**Task objective:** Go through the material and pull out every line with the string "отклонений" in it.

**Dataset:**

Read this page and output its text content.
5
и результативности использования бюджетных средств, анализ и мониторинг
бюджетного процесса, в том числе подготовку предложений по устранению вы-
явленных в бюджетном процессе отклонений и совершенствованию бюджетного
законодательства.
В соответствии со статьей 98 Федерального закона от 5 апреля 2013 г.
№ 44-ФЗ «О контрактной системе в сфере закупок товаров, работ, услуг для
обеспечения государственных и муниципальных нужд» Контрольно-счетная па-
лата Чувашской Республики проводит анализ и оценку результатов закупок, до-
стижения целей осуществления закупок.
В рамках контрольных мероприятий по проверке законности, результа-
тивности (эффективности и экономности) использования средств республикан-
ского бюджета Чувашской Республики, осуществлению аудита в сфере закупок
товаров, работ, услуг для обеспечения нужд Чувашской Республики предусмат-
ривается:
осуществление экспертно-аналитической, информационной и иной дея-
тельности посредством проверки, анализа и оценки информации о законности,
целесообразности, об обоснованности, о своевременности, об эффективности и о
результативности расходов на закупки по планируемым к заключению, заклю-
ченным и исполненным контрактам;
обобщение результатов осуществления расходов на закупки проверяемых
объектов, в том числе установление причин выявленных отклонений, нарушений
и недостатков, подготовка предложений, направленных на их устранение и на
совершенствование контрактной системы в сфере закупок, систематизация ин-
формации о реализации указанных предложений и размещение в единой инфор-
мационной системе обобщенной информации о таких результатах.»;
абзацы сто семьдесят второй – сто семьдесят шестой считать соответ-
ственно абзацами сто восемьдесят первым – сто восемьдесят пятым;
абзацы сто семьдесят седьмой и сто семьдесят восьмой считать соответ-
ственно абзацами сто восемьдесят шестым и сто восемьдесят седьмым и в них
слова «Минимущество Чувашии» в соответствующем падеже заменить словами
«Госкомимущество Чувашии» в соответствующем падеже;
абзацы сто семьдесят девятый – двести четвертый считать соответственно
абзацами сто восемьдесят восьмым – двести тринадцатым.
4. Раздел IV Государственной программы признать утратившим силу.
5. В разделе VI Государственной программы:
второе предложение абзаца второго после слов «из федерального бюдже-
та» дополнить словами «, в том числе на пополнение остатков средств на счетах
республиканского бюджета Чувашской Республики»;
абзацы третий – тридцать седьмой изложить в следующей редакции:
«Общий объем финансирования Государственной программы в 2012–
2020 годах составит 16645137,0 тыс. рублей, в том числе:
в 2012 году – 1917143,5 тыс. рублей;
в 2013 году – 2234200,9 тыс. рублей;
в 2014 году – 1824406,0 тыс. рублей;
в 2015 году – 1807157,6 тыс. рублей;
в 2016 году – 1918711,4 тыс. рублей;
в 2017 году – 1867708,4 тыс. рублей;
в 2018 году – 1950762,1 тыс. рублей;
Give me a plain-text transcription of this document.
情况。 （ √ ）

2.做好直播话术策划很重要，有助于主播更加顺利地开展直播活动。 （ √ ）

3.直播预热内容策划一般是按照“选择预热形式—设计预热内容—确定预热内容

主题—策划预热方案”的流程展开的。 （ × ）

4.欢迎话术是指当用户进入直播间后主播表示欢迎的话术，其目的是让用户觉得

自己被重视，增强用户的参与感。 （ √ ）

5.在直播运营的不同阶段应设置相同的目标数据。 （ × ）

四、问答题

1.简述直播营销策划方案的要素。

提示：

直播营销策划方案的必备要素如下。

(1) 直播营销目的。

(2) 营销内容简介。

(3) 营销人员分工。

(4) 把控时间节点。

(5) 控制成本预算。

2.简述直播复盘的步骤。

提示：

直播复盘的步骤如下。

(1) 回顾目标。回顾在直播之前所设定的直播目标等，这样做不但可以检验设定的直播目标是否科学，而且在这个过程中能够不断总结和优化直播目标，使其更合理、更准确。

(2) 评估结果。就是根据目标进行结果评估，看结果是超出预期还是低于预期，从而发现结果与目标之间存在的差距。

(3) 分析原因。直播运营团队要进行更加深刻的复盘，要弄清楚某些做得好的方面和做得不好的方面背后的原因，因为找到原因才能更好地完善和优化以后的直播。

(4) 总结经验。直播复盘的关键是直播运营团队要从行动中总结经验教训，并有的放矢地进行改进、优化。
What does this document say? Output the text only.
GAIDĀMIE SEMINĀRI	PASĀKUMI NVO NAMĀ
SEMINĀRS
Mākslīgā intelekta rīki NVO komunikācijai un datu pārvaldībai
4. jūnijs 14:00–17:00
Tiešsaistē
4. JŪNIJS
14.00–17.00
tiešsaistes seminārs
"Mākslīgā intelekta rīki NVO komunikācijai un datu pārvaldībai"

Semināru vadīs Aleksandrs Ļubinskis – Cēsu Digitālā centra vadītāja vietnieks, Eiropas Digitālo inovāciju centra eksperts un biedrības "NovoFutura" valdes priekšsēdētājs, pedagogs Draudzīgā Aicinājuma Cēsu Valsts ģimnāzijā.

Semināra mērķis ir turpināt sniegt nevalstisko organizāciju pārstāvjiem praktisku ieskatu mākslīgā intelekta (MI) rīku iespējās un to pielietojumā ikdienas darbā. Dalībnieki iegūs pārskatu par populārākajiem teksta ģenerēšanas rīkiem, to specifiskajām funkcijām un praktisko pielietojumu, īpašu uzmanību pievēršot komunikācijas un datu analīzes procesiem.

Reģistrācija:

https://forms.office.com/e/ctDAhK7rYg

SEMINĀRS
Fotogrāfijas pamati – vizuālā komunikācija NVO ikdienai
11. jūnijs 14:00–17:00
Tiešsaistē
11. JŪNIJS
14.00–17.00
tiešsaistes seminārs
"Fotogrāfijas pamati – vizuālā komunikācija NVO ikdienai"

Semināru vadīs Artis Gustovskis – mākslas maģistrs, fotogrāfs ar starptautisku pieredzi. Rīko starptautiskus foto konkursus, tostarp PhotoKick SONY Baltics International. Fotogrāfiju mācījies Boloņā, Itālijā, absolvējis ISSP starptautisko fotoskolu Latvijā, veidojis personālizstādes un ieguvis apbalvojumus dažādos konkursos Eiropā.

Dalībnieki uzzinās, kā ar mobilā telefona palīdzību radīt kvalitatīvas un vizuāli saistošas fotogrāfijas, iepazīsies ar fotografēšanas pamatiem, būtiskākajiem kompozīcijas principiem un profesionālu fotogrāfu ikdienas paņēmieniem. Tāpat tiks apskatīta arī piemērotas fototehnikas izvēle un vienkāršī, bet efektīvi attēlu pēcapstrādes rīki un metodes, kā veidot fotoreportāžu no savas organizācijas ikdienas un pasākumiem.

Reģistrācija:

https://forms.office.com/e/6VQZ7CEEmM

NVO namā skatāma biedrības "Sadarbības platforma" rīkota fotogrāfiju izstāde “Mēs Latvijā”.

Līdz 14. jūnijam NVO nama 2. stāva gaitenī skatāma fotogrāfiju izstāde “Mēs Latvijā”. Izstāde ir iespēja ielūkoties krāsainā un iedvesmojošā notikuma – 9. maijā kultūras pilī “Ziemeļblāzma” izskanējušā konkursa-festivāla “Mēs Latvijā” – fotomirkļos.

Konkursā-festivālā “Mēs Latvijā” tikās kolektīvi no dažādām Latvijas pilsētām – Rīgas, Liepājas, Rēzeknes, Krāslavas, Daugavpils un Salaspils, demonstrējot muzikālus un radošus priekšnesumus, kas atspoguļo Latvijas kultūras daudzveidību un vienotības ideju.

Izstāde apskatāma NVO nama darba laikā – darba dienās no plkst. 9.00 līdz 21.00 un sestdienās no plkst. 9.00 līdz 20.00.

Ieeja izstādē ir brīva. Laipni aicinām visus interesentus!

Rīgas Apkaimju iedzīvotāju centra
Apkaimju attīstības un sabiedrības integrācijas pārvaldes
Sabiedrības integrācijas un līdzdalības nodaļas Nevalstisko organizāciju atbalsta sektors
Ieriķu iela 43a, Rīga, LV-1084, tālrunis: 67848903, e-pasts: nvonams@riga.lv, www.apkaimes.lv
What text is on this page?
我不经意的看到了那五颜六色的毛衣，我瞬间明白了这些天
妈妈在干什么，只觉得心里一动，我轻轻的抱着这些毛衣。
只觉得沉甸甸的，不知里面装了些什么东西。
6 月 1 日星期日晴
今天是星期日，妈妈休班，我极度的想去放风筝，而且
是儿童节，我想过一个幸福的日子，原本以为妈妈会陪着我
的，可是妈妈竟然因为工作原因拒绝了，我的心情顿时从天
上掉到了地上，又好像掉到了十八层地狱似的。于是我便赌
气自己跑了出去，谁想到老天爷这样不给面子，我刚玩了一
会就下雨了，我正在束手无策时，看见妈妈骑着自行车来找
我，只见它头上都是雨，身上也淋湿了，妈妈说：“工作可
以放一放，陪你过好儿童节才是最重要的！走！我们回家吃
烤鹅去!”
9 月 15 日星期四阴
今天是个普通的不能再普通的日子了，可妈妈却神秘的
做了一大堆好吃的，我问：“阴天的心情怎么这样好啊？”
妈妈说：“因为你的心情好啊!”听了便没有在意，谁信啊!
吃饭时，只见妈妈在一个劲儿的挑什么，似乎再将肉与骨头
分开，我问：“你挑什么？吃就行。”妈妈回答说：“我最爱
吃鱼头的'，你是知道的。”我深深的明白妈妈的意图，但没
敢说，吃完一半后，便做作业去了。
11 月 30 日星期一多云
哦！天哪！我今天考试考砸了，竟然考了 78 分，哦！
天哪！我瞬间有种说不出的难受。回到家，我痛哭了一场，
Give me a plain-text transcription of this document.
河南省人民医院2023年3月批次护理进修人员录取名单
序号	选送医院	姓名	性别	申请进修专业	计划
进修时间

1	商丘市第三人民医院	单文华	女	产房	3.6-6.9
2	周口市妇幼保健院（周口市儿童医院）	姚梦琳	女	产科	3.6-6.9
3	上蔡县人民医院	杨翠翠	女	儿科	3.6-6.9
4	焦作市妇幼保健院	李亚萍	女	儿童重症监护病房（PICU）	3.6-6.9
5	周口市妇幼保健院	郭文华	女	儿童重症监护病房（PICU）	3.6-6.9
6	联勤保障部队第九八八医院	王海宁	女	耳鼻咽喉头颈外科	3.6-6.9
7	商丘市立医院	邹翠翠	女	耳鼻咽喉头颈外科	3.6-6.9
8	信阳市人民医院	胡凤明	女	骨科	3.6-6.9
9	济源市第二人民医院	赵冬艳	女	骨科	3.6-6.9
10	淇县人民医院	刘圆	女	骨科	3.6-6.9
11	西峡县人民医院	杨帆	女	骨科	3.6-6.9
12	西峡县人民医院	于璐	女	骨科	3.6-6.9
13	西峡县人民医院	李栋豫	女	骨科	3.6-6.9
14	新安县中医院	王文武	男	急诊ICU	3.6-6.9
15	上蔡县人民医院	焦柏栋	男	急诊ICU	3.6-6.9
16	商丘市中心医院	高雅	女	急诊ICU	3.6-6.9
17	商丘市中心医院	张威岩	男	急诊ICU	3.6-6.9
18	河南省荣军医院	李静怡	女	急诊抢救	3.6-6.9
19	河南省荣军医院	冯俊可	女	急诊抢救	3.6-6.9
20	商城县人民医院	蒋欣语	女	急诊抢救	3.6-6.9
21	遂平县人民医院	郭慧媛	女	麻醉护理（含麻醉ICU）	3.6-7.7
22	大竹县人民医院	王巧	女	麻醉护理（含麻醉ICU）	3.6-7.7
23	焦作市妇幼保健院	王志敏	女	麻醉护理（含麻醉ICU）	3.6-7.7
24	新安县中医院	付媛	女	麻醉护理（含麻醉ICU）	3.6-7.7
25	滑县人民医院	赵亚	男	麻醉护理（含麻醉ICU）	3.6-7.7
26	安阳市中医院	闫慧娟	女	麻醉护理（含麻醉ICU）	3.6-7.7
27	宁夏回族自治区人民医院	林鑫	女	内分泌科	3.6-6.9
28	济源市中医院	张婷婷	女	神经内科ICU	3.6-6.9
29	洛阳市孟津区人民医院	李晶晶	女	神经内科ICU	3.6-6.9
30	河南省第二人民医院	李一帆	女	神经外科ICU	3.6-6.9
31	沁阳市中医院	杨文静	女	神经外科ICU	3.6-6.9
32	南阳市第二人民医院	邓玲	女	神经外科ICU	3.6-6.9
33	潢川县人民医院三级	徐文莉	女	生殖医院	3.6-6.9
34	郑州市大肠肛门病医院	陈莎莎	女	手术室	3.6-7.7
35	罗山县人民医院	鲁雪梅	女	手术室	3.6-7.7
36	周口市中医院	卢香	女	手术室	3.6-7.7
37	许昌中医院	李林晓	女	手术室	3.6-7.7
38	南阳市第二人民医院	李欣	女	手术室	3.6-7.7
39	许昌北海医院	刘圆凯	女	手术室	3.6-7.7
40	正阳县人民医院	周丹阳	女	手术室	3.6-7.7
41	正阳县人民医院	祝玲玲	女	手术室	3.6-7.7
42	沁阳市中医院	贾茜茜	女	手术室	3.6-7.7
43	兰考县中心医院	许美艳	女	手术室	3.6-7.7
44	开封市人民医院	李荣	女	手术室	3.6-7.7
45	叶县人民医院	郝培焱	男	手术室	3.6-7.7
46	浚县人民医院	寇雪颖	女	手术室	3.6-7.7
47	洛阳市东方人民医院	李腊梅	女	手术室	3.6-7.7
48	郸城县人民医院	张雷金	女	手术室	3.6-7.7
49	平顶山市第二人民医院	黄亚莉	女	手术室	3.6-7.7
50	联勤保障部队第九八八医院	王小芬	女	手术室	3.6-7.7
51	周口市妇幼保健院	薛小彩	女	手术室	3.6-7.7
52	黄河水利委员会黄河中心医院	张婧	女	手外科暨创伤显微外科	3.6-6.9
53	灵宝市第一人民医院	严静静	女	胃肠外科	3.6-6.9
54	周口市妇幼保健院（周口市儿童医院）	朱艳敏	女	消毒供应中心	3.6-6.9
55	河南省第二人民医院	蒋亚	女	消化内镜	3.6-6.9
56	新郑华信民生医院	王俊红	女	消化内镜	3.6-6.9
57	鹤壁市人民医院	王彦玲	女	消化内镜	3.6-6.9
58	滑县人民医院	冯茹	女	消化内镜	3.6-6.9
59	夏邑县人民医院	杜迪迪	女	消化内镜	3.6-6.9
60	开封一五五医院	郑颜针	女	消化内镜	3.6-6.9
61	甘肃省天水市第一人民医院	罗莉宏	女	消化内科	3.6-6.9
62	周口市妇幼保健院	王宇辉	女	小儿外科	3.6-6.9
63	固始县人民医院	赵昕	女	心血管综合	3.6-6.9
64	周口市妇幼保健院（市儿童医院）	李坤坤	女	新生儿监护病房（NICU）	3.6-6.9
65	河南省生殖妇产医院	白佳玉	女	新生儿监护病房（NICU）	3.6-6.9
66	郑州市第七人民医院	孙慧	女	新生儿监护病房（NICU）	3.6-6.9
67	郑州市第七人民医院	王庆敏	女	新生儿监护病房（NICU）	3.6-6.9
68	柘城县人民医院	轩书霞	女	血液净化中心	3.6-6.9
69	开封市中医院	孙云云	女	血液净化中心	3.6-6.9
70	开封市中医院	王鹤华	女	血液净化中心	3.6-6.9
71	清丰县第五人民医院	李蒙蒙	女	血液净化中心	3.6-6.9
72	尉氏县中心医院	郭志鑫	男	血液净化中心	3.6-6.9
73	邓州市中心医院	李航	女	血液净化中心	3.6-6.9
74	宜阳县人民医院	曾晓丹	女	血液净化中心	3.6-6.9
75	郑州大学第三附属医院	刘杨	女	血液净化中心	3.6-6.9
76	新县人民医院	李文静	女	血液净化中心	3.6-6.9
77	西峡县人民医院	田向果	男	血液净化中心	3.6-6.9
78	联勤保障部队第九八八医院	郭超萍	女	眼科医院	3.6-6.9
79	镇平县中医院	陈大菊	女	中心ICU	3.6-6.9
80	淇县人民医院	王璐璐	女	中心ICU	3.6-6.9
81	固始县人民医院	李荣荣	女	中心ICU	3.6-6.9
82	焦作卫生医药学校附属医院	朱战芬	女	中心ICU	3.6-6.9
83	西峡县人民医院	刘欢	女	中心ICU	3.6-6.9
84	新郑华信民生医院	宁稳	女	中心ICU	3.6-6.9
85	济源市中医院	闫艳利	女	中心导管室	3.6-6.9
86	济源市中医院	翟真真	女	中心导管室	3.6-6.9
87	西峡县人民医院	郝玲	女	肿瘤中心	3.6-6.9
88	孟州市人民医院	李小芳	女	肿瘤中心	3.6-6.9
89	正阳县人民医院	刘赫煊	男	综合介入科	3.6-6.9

**Output of the task:**
явленных в бюджетном процессе отклонений и совершенствованию бюджетного
объектов, в том числе установление причин выявленных отклонений, нарушений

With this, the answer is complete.